Given problem.
Return every line of the material exactly.

Given data.

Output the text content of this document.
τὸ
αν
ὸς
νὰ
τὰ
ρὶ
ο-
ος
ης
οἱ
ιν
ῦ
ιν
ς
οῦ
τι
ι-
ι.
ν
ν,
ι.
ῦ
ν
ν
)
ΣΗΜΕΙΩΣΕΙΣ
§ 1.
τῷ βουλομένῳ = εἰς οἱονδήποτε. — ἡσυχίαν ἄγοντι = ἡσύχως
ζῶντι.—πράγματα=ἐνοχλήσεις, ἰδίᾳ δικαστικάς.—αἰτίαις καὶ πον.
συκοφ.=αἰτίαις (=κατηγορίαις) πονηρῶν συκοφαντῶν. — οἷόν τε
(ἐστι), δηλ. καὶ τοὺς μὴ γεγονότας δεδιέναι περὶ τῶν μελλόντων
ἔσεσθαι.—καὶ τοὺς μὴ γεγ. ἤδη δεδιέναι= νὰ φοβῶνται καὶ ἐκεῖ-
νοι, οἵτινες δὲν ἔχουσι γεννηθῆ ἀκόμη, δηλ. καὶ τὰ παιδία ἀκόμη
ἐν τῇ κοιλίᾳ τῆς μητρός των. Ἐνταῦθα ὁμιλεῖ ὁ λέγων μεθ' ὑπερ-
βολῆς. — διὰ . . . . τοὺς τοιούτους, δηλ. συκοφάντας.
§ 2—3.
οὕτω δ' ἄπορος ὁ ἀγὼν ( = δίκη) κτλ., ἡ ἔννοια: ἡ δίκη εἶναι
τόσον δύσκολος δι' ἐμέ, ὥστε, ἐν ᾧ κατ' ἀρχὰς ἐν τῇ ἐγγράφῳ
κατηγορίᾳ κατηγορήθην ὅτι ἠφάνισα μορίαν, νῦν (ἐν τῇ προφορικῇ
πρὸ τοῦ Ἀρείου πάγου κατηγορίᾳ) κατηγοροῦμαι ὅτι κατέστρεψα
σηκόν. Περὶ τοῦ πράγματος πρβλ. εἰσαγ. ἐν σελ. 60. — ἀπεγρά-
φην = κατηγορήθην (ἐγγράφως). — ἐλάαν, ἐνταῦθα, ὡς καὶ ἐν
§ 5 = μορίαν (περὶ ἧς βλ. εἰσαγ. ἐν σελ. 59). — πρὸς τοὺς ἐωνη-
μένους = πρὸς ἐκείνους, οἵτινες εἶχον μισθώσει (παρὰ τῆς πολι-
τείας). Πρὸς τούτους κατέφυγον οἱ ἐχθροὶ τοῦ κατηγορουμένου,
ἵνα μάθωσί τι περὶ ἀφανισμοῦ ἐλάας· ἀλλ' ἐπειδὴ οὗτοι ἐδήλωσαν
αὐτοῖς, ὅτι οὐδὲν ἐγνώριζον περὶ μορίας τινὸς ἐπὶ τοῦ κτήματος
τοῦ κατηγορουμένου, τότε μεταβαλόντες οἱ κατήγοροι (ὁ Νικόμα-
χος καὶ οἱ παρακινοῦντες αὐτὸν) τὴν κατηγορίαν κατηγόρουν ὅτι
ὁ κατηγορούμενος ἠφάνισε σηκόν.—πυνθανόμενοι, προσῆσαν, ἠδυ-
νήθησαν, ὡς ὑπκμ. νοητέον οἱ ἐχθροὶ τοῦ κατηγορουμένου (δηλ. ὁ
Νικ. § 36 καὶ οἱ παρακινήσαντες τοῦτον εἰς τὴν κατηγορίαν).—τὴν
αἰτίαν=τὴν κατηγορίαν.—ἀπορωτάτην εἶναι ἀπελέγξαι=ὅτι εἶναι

Solution for this task.
Output the text content of this document.
τὸ
αν
ὸς
νὰ
τὰ
ρὶ
ο-
ος
ης
οἱ
ιν
ῦ
ιν
ς
οῦ
τι
ι-
ι.
ν
ν,
ι.
ῦ
ν
ν
)
ΣΗΜΕΙΩΣΕΙΣ
§ 1.
τῷ βουλομένῳ = εἰς οἱονδήποτε. — ἡσυχίαν ἄγοντι = ἡσύχως
ζῶντι.—πράγματα=ἐνοχλήσεις, ἰδίᾳ δικαστικάς.—αἰτίαις καὶ πον.
συκοφ.=αἰτίαις (=κατηγορίαις) πονηρῶν συκοφαντῶν. — οἷόν τε
(ἐστι), δηλ. καὶ τοὺς μὴ γεγονότας δεδιέναι περὶ τῶν μελλόντων
ἔσεσθαι.—καὶ τοὺς μὴ γεγ. ἤδη δεδιέναι= νὰ φοβῶνται καὶ ἐκεῖ-
νοι, οἵτινες δὲν ἔχουσι γεννηθῆ ἀκόμη, δηλ. καὶ τὰ παιδία ἀκόμη
ἐν τῇ κοιλίᾳ τῆς μητρός των. Ἐνταῦθα ὁμιλεῖ ὁ λέγων μεθ' ὑπερ-
βολῆς. — διὰ . . . . τοὺς τοιούτους, δηλ. συκοφάντας.
§ 2—3.
οὕτω δ' ἄπορος ὁ ἀγὼν ( = δίκη) κτλ., ἡ ἔννοια: ἡ δίκη εἶναι
τόσον δύσκολος δι' ἐμέ, ὥστε, ἐν ᾧ κατ' ἀρχὰς ἐν τῇ ἐγγράφῳ
κατηγορίᾳ κατηγορήθην ὅτι ἠφάνισα μορίαν, νῦν (ἐν τῇ προφορικῇ
πρὸ τοῦ Ἀρείου πάγου κατηγορίᾳ) κατηγοροῦμαι ὅτι κατέστρεψα
σηκόν. Περὶ τοῦ πράγματος πρβλ. εἰσαγ. ἐν σελ. 60. — ἀπεγρά-
φην = κατηγορήθην (ἐγγράφως). — ἐλάαν, ἐνταῦθα, ὡς καὶ ἐν
§ 5 = μορίαν (περὶ ἧς βλ. εἰσαγ. ἐν σελ. 59). — πρὸς τοὺς ἐωνη-
μένους = πρὸς ἐκείνους, οἵτινες εἶχον μισθώσει (παρὰ τῆς πολι-
τείας). Πρὸς τούτους κατέφυγον οἱ ἐχθροὶ τοῦ κατηγορουμένου,
ἵνα μάθωσί τι περὶ ἀφανισμοῦ ἐλάας· ἀλλ' ἐπειδὴ οὗτοι ἐδήλωσαν
αὐτοῖς, ὅτι οὐδὲν ἐγνώριζον περὶ μορίας τινὸς ἐπὶ τοῦ κτήματος
τοῦ κατηγορουμένου, τότε μεταβαλόντες οἱ κατήγοροι (ὁ Νικόμα-
χος καὶ οἱ παρακινοῦντες αὐτὸν) τὴν κατηγορίαν κατηγόρουν ὅτι
ὁ κατηγορούμενος ἠφάνισε σηκόν.—πυνθανόμενοι, προσῆσαν, ἠδυ-
νήθησαν, ὡς ὑπκμ. νοητέον οἱ ἐχθροὶ τοῦ κατηγορουμένου (δηλ. ὁ
Νικ. § 36 καὶ οἱ παρακινήσαντες τοῦτον εἰς τὴν κατηγορίαν).—τὴν
αἰτίαν=τὴν κατηγορίαν.—ἀπορωτάτην εἶναι ἀπελέγξαι=ὅτι εἶναι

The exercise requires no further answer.